— Start of Data lines —

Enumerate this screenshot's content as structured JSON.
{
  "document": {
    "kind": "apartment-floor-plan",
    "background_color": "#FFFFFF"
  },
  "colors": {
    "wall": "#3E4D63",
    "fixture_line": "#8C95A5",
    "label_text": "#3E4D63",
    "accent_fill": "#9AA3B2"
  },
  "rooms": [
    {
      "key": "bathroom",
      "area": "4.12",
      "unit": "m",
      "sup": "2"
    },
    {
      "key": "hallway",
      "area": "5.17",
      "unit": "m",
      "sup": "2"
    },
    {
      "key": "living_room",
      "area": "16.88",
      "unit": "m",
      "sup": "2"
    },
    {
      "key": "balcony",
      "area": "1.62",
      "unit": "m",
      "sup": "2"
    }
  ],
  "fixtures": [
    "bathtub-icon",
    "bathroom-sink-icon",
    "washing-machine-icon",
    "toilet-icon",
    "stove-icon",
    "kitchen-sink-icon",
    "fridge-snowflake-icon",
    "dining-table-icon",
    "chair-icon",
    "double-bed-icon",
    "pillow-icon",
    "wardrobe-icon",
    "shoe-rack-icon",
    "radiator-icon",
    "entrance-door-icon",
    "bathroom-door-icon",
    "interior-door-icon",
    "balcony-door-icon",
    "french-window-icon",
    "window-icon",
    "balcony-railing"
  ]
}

— End of Data lines —

Compute how many lines include the string "bathroom", then give that number by itself.

3